Задание:
Пожалуйста, напишите продолжение текста о формировании полка в 1855 году, начав сразу после его последнего предложения.

Исходный документ:
--------------------------------------------------

Уж как молодцы пируют
Вкруг дубового стола;
Их кафтаны напаспашку,
Их беседа весела.
По столу-то ходят чарки,
Золочёные звенят;
Что же чарки говорят?
Вот что чарки говорят:
Нет! нет!
Не бывать,
Не бывать тому,
Чтобы мог француз
Нашу Русь завоевать!
Нет!
Николай I умер 18 марта 1855 года. Севастополь был сдан 27 августа 1855 года, когда французские войска овладели господствующим над городом Малаховым курганом. Лишь к этому времени формирование полка наконец-то закончилось. Офицеры и стрелки были одеты в невиданную ранее форму: красные рубахи, полукафтаны, широкие штаны, меховые шапки. По преданию, они были пошиты по эскизам Алексея Толстого и Владимира Жемчужникова. Новый император Александр II, не раздумывая, утвердил инициативу своего любимца. В таком виде полк выступил в поход через Москву на Одессу. Новая форма по французскому образцу была введена также в армии и гвардии. В обществе это встретило неудовольствие, поскольку момент для таких перемен был явно неподходящим.

--------------------------------------------------

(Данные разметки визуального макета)
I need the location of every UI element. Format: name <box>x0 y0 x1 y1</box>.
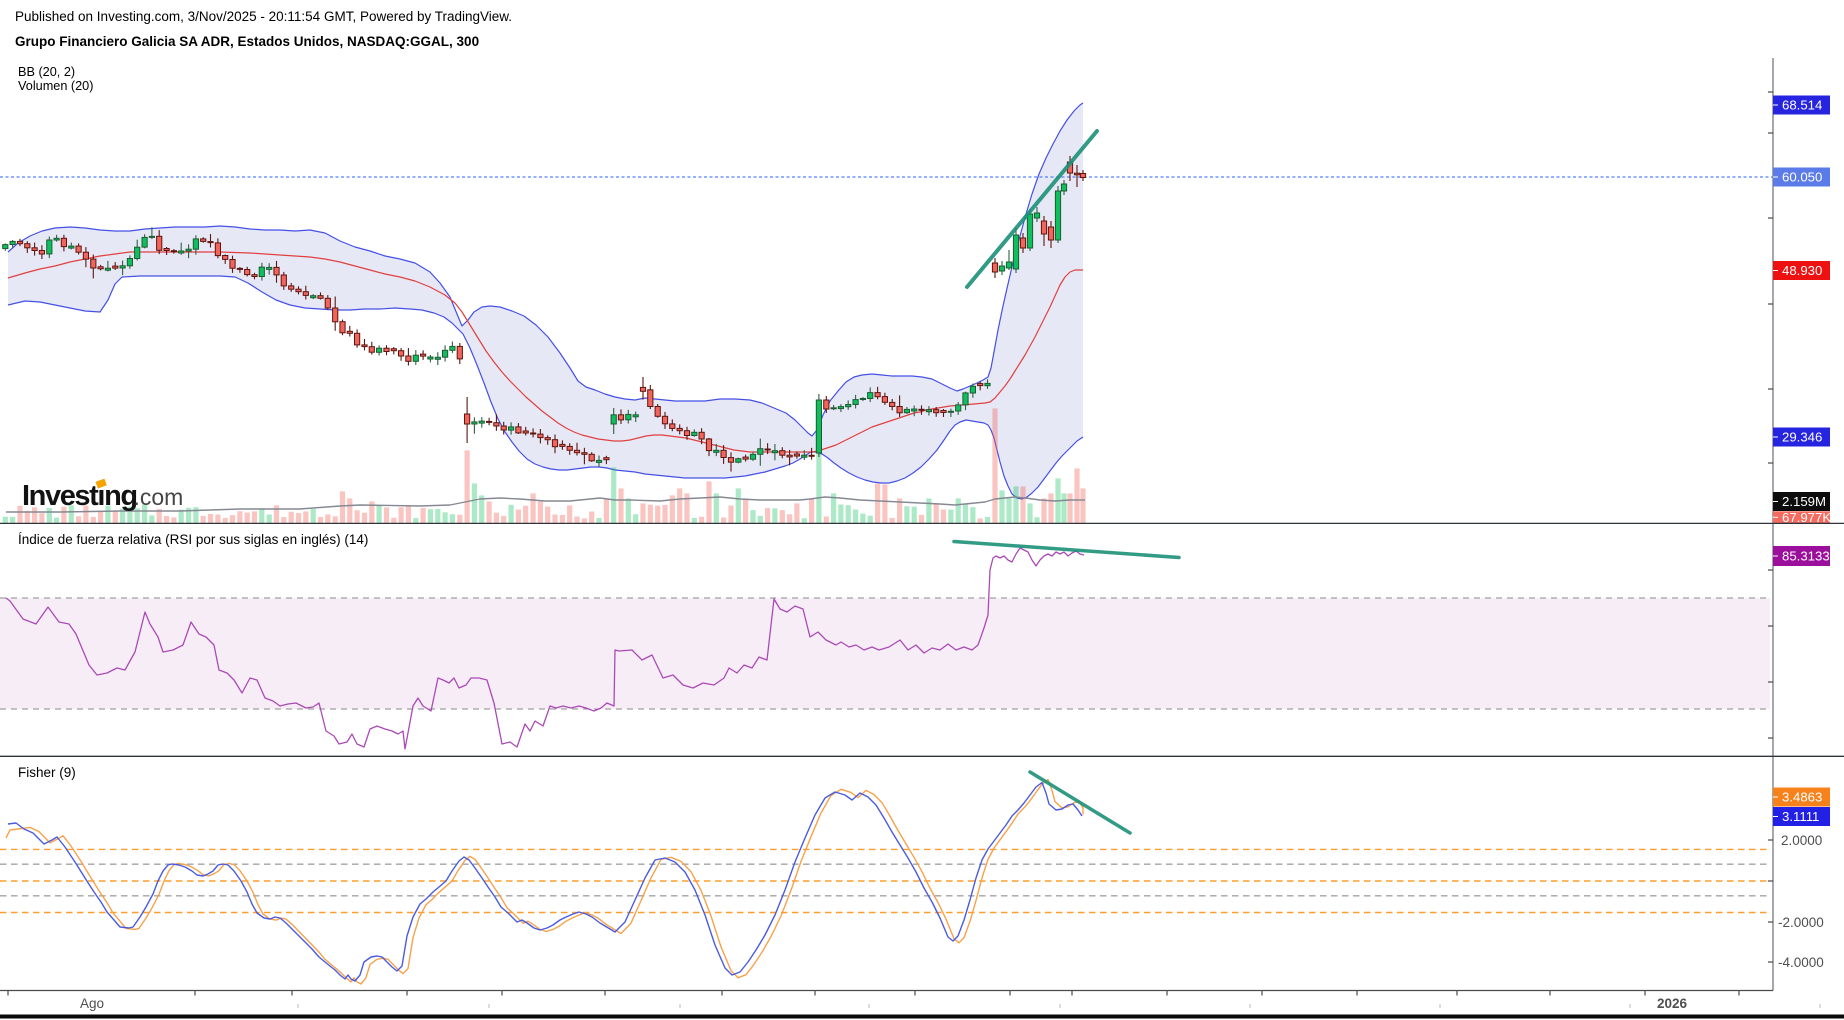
svg-text:29.346: 29.346 <box>1782 430 1822 445</box>
svg-text:48.930: 48.930 <box>1782 263 1822 278</box>
svg-text:Fisher (9): Fisher (9) <box>18 765 76 780</box>
svg-text:Índice de fuerza relativa (RSI: Índice de fuerza relativa (RSI por sus s… <box>18 532 368 547</box>
svg-text:68.514: 68.514 <box>1782 98 1822 113</box>
svg-text:2026: 2026 <box>1657 996 1688 1011</box>
svg-text:Grupo Financiero Galicia SA AD: Grupo Financiero Galicia SA ADR, Estados… <box>15 34 479 49</box>
svg-text:Published on Investing.com, 3/: Published on Investing.com, 3/Nov/2025 -… <box>15 9 512 24</box>
svg-text:3.4863: 3.4863 <box>1782 790 1822 805</box>
svg-text:67.977K: 67.977K <box>1782 510 1831 525</box>
svg-text:85.3133: 85.3133 <box>1782 549 1830 564</box>
svg-text:.com: .com <box>134 484 184 510</box>
svg-text:BB (20, 2): BB (20, 2) <box>18 65 75 79</box>
svg-text:60.050: 60.050 <box>1782 170 1822 185</box>
svg-text:3.1111: 3.1111 <box>1782 809 1819 824</box>
svg-text:-4.0000: -4.0000 <box>1778 955 1824 970</box>
svg-text:Investıng: Investıng <box>22 480 137 512</box>
svg-text:2.159M: 2.159M <box>1782 494 1826 509</box>
svg-text:Ago: Ago <box>80 996 104 1011</box>
svg-text:2.0000: 2.0000 <box>1781 833 1822 848</box>
svg-text:-2.0000: -2.0000 <box>1778 915 1824 930</box>
svg-text:Volumen (20): Volumen (20) <box>18 79 93 93</box>
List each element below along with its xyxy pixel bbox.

--------------------------------------------------

Ответ на задание:
Накануне выступления 26 августа 1855 года в Царском Селе на Софийской площади состоялся смотр стрелкового полка в присутствии Александра II.
Царя приветствовали пением полкового гимна, получившего название «Слава». Однополчане поговаривали, что А. К. Толстого ждёт венец Жуковского — автора «Певца во стане русских воинов».
По пути А. К. Толстой написал короткое стихотворение, вызванное действительным случаем, произошедшим в Севастополе:
В колокол, мерно дремавший, с налёта тяжёлая бомба
Грянула; с треском кругом от неё разлетелись осколки;
Он же вздрогнул, и к народу могучие медные звуки
Вдаль полетели, негодуя, гудя и на бой созывая.
Полку надлежало занять оборону вблизи Одессы на побережье Чёрного моря. Штаб расположился в деревне Севериновке, а первый батальон — в болгарском селе Катаржи (таких сёл около Одессы было несколько).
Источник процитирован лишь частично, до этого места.